I’m going to play amateur psychologist here and highlight the sibling relationship as perhaps the most crucial in a person’s life (for those lucky enough to have siblings anyway). Think about it. On a normal basis, parents make their exit in the middle of your life and your grandparents even earlier. Spouses and children enter sometime in your mid-20’s. Friends will come and go. But siblings are the perpetual companion – which can be a blessing or a curse depending on the relationship.
If there’s something to be taken away from Mark and Jay Duplass’ (notice, brothers) most recent flick The Do-Deca-Pentathlon, it’s that string of obligation and shrugging love that exists even in the wake of a sibling rivalry that has proven toxic.
In the movie, two fully grown brothers Jeremy (Mark Kelly) and Mark (Steve Zissis) are catapulted back into the throes of an unfinished competition from their youth. Jeremy, presumably the older brother though it’s never stated outright, was the winner of the original “Do-Deca” a 25-event makeshift Olympiad comprised of both traditional events (basketball, ping pong) and novelties (laser tag, lung capacity). The bone of contention for Mark is that Jeremy won 13-12 on a technicality when their grandfather mistook one of the competitions for danger and intervened.
Like many memories from one’s formative years, the two brothers are more impacted by the results of said competition than any objective third-party could understand. The winner Jeremy became hooked on the feeling all the way onto the professional poker circuit, where he finds himself unfulfilled and lacking human connection. The loser Mark became a family man with a wife Stephanie (Jennifer LaFleur) and son Hunter (Reid Williams) but continued to feel like a loser in perpetuity, to the point of requiring a therapist for the feelings.
We join the story when Jeremy finds himself uninvited to little bro’s birthday party at their old family home with mother Alice (Julie Vorus). He decides to crash anyway, not to the particular chagrin of anybody else, but causing concern anyhow . When the brothers discover that the age-old Do-Deca can’t be so easily forgotten, they opt for a sequel under the cover of darkness. Mark is under specific instruction from his wife, doctor and shrink not to fall back into these old habits.
Eventually they are found out, subsequently put into the doghouse long enough for their competitive nature to sublimate into brotherly love once again.
In the context of the low-budget, hyper-real Mumblecore movement, I can understand the appeal to this story for the Duplass brothers who helped to pioneer it. It’s a fun high-concept piece dosed with just enough familiarity for anybody who experienced such a thing in their own youth (just ask my sister Kate about baseball with the stuffties). On a similar note, the sibling relationship isn’t explored in fiction nearly often enough – usually eschewed for all things having to do with romance.
And yet, does The Do-Deca-Pentathlon contribute anything unique to the dialogue? When Mark and Jeremy wax philosophical on their childhood, the results don’t seem disastrous enough to border on estrangement. Compelling fiction, as they say, is all about the stakes involved. In this particular case, the Duplass’ predilection toward understatement is a bit of an albatross.

-- Input data --
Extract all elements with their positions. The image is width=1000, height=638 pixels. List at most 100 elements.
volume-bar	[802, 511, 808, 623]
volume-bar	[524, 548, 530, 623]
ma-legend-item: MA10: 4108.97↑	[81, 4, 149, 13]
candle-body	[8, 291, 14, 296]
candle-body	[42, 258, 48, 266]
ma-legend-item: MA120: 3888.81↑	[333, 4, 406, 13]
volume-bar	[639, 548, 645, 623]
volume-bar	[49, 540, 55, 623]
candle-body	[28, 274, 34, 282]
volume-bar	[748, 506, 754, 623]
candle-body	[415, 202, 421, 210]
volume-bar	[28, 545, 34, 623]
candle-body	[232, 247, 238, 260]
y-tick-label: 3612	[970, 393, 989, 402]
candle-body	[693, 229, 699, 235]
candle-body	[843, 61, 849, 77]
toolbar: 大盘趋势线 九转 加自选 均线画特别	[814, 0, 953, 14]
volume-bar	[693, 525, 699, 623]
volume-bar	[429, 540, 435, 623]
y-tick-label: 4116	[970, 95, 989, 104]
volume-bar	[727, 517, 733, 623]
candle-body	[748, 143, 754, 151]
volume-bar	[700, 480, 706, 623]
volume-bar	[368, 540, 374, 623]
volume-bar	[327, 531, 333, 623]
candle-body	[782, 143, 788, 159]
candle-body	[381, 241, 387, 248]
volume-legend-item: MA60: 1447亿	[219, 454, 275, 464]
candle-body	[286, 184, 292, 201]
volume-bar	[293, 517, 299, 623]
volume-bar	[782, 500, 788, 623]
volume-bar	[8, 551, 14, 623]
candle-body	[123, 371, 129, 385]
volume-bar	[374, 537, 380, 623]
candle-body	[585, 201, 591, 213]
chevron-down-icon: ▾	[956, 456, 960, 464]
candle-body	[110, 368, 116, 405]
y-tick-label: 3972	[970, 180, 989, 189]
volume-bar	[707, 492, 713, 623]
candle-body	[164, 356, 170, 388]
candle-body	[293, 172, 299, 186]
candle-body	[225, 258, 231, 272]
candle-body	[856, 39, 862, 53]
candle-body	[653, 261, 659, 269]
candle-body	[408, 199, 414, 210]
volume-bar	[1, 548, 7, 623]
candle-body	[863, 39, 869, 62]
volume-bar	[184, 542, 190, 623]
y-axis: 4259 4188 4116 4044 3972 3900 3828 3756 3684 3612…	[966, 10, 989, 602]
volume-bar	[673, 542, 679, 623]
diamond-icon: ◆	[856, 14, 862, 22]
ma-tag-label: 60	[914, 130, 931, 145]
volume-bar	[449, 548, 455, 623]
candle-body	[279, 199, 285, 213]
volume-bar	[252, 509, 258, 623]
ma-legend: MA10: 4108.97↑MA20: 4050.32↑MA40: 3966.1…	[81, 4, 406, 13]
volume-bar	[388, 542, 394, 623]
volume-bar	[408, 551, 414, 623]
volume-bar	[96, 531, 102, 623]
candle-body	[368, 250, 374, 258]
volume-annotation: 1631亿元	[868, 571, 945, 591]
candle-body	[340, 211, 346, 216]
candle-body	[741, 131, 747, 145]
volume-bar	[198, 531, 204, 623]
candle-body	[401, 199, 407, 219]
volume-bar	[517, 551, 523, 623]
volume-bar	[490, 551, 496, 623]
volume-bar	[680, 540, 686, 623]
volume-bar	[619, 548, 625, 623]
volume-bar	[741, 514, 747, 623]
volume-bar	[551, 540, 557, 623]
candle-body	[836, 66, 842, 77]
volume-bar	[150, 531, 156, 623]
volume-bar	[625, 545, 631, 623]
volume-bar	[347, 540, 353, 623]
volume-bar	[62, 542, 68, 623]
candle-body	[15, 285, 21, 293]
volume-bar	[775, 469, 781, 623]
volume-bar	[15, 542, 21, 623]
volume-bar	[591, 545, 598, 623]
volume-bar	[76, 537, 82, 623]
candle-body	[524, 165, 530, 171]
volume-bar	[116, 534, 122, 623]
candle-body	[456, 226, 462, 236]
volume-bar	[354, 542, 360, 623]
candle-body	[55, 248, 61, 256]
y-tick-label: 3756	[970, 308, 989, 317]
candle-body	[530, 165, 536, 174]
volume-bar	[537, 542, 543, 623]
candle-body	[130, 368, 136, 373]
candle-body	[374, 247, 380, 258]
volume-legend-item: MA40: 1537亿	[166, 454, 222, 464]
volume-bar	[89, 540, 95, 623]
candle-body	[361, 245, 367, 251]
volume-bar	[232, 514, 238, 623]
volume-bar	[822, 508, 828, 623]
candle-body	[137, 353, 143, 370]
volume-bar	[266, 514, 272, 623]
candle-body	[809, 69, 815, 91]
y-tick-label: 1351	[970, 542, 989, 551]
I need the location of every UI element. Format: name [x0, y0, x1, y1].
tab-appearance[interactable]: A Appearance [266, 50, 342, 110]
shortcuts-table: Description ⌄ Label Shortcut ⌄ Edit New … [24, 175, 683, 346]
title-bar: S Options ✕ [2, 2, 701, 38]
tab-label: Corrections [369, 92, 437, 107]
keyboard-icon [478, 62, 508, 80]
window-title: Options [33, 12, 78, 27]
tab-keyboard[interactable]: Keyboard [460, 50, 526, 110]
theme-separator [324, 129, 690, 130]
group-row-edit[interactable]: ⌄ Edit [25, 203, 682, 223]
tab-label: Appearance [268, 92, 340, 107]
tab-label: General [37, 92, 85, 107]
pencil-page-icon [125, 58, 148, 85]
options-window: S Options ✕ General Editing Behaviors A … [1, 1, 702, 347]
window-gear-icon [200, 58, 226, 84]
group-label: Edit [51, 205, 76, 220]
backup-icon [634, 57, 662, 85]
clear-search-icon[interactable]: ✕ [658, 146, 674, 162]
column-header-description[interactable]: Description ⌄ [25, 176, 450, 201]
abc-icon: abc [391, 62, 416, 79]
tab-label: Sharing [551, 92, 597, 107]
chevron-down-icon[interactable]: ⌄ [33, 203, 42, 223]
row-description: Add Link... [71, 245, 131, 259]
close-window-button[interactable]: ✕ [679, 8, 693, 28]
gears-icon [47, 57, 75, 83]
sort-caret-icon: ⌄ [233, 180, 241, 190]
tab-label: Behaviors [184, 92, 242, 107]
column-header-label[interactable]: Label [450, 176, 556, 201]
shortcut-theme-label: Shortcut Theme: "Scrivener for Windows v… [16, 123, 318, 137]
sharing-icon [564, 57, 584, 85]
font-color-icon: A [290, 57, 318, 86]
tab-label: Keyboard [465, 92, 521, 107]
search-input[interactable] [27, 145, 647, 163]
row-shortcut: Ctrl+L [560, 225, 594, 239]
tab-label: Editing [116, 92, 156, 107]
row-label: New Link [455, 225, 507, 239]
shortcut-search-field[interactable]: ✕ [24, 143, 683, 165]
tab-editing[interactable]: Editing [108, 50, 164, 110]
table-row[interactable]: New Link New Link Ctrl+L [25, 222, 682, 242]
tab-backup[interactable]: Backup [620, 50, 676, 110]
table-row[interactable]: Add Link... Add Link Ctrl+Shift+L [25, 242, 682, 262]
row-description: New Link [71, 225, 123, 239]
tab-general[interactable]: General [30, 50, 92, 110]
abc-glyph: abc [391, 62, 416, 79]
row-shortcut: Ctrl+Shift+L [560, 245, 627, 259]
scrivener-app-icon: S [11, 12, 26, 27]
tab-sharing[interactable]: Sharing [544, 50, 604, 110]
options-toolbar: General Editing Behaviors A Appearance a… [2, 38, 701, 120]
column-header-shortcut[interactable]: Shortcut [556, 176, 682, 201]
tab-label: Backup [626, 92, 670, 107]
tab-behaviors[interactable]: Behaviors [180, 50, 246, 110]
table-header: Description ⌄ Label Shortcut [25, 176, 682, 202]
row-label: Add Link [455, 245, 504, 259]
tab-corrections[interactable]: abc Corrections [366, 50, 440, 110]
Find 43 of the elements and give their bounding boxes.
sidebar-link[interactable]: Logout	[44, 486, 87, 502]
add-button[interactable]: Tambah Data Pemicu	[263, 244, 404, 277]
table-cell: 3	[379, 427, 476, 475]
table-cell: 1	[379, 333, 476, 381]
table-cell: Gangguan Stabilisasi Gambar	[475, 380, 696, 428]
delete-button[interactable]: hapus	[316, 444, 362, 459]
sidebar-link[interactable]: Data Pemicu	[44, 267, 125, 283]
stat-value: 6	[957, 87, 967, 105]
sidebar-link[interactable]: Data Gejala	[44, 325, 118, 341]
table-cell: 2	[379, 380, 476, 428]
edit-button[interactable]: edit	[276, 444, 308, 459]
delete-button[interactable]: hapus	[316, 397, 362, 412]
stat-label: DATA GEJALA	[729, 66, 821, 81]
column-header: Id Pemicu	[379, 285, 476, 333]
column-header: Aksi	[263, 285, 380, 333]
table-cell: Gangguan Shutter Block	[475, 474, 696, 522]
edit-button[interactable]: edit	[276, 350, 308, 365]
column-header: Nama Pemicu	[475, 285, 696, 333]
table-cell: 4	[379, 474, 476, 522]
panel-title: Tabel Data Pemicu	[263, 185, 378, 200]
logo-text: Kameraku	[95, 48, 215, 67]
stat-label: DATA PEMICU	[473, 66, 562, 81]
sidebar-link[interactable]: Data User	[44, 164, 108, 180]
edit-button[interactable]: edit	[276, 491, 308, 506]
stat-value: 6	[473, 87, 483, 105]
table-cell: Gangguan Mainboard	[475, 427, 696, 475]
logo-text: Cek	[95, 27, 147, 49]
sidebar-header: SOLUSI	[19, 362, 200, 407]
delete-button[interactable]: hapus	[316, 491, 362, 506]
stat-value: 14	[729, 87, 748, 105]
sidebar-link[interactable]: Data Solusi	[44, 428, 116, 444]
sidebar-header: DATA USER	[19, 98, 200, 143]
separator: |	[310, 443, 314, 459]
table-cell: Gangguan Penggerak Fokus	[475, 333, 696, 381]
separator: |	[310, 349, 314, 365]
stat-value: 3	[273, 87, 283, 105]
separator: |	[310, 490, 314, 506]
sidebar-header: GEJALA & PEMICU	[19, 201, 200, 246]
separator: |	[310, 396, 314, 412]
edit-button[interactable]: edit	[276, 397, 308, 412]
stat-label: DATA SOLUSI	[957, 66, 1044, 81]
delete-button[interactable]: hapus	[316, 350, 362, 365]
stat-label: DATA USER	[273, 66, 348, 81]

-- Requirement --
Reproduce the stretch of the film review from "In the context" through "do with romance." word for word. The listing has no connection to the review of the film.

-- Answer below --
In the context of the low-budget, hyper-real Mumblecore movement, I can understand the appeal to this story for the Duplass brothers who helped to pioneer it. It’s a fun high-concept piece dosed with just enough familiarity for anybody who experienced such a thing in their own youth (just ask my sister Kate about baseball with the stuffties). On a similar note, the sibling relationship isn’t explored in fiction nearly often enough – usually eschewed for all things having to do with romance.